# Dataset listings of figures

BEGIN

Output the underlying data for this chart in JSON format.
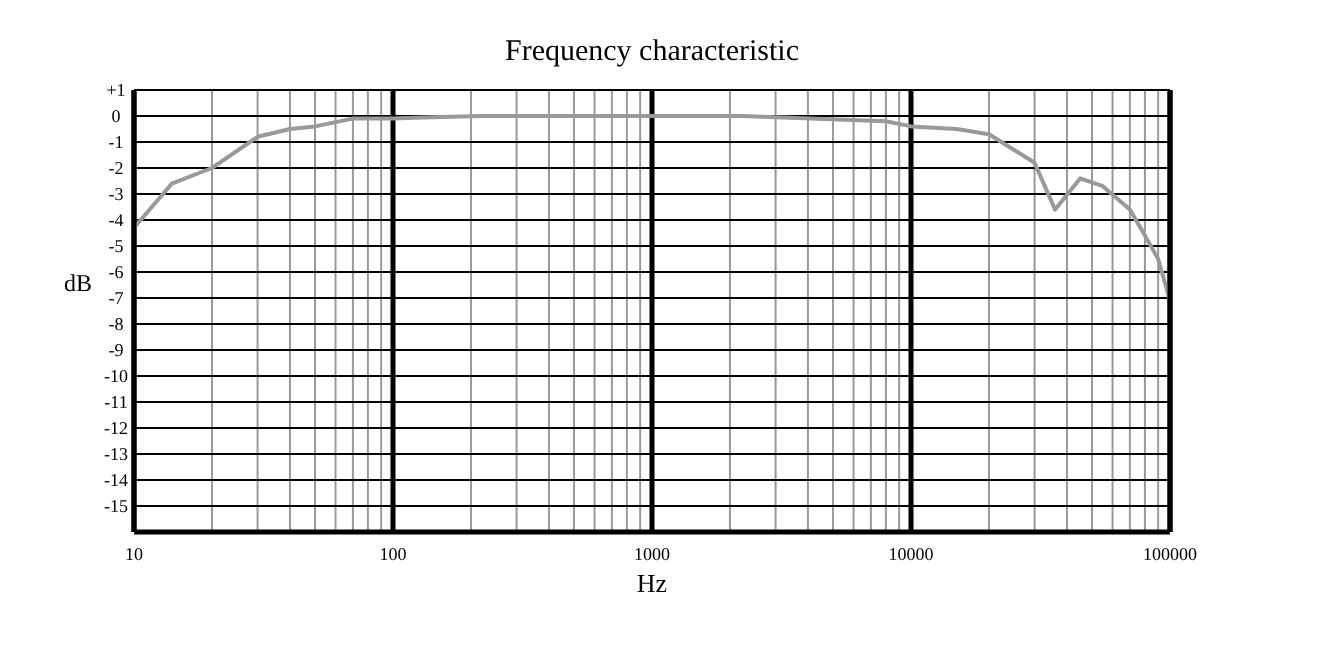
{
  "chart_data": {
    "type": "line",
    "title": "Frequency characteristic",
    "xlabel": "Hz",
    "ylabel": "dB",
    "log": "x",
    "grid": true,
    "xlim": [
      10,
      100000
    ],
    "ylim": [
      -16,
      1
    ],
    "xticks": [
      10,
      {
        "value": 20,
        "label": null
      },
      {
        "value": 30,
        "label": null
      },
      {
        "value": 40,
        "label": null
      },
      {
        "value": 50,
        "label": null
      },
      {
        "value": 60,
        "label": null
      },
      {
        "value": 70,
        "label": null
      },
      {
        "value": 80,
        "label": null
      },
      {
        "value": 90,
        "label": null
      },
      100,
      {
        "value": 200,
        "label": null
      },
      {
        "value": 300,
        "label": null
      },
      {
        "value": 400,
        "label": null
      },
      {
        "value": 500,
        "label": null
      },
      {
        "value": 600,
        "label": null
      },
      {
        "value": 700,
        "label": null
      },
      {
        "value": 800,
        "label": null
      },
      {
        "value": 900,
        "label": null
      },
      1000,
      {
        "value": 2000,
        "label": null
      },
      {
        "value": 3000,
        "label": null
      },
      {
        "value": 4000,
        "label": null
      },
      {
        "value": 5000,
        "label": null
      },
      {
        "value": 6000,
        "label": null
      },
      {
        "value": 7000,
        "label": null
      },
      {
        "value": 8000,
        "label": null
      },
      {
        "value": 9000,
        "label": null
      },
      10000,
      {
        "value": 20000,
        "label": null
      },
      {
        "value": 30000,
        "label": null
      },
      {
        "value": 40000,
        "label": null
      },
      {
        "value": 50000,
        "label": null
      },
      {
        "value": 60000,
        "label": null
      },
      {
        "value": 70000,
        "label": null
      },
      {
        "value": 80000,
        "label": null
      },
      {
        "value": 90000,
        "label": null
      },
      100000
    ],
    "yticks": [
      {
        "value": 1,
        "label": "+1"
      },
      0,
      -1,
      -2,
      -3,
      -4,
      -5,
      -6,
      -7,
      -8,
      -9,
      -10,
      -11,
      -12,
      -13,
      -14,
      -15
    ],
    "x": [
      10,
      14,
      20,
      30,
      40,
      50,
      70,
      100,
      140,
      220,
      1000,
      2200,
      3000,
      8000,
      10000,
      15000,
      20000,
      30000,
      36000,
      45000,
      55000,
      70000,
      80000,
      90000,
      100000
    ],
    "series": [
      {
        "color": "#999999",
        "values": [
          -4.3,
          -2.6,
          -2.0,
          -0.8,
          -0.5,
          -0.4,
          -0.1,
          -0.1,
          -0.05,
          0,
          0,
          0,
          -0.05,
          -0.2,
          -0.4,
          -0.5,
          -0.7,
          -1.8,
          -3.6,
          -2.4,
          -2.7,
          -3.6,
          -4.6,
          -5.5,
          -7.1
        ]
      }
    ]
  }
}
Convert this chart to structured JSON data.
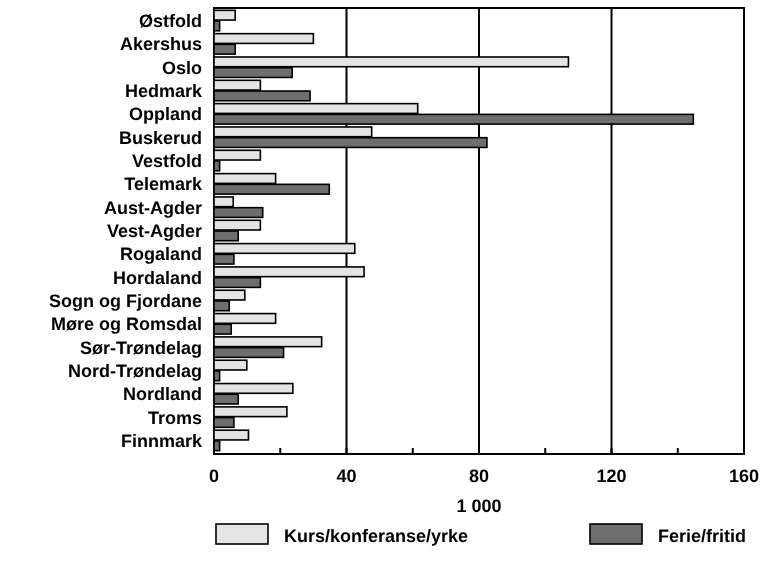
{
  "chart_data": {
    "type": "bar",
    "orientation": "horizontal",
    "xlabel": "1 000",
    "categories": [
      "Østfold",
      "Akershus",
      "Oslo",
      "Hedmark",
      "Oppland",
      "Buskerud",
      "Vestfold",
      "Telemark",
      "Aust-Agder",
      "Vest-Agder",
      "Rogaland",
      "Hordaland",
      "Sogn og Fjordane",
      "Møre og Romsdal",
      "Sør-Trøndelag",
      "Nord-Trøndelag",
      "Nordland",
      "Troms",
      "Finnmark"
    ],
    "series": [
      {
        "name": "Kurs/konferanse/yrke",
        "color": "#e4e4e4",
        "values": [
          6.4,
          30,
          107,
          14,
          61.5,
          47.6,
          14,
          18.6,
          5.8,
          14,
          42.5,
          45.3,
          9.3,
          18.6,
          32.5,
          9.9,
          23.8,
          22,
          10.4
        ]
      },
      {
        "name": "Ferie/fritid",
        "color": "#6e6e6e",
        "values": [
          1.7,
          6.4,
          23.6,
          29,
          144.7,
          82.4,
          1.7,
          34.8,
          14.7,
          7.3,
          6,
          14,
          4.6,
          5.2,
          21,
          1.7,
          7.3,
          6,
          1.7
        ]
      }
    ],
    "xlim": [
      0,
      160
    ],
    "xticks": [
      0,
      {
        "value": 20,
        "label": null
      },
      40,
      {
        "value": 60,
        "label": null
      },
      {
        "value": 80,
        "label": "80"
      },
      {
        "value": 100,
        "label": null
      },
      120,
      {
        "value": 140,
        "label": null
      },
      160
    ],
    "grid": "x",
    "legend": "bottom"
  }
}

END

# PROMPT
Collect each line containing the string "color".

# TASK RESPONSE
        "color": "#999999",
        "color": "#e4e4e4",
        "color": "#6e6e6e",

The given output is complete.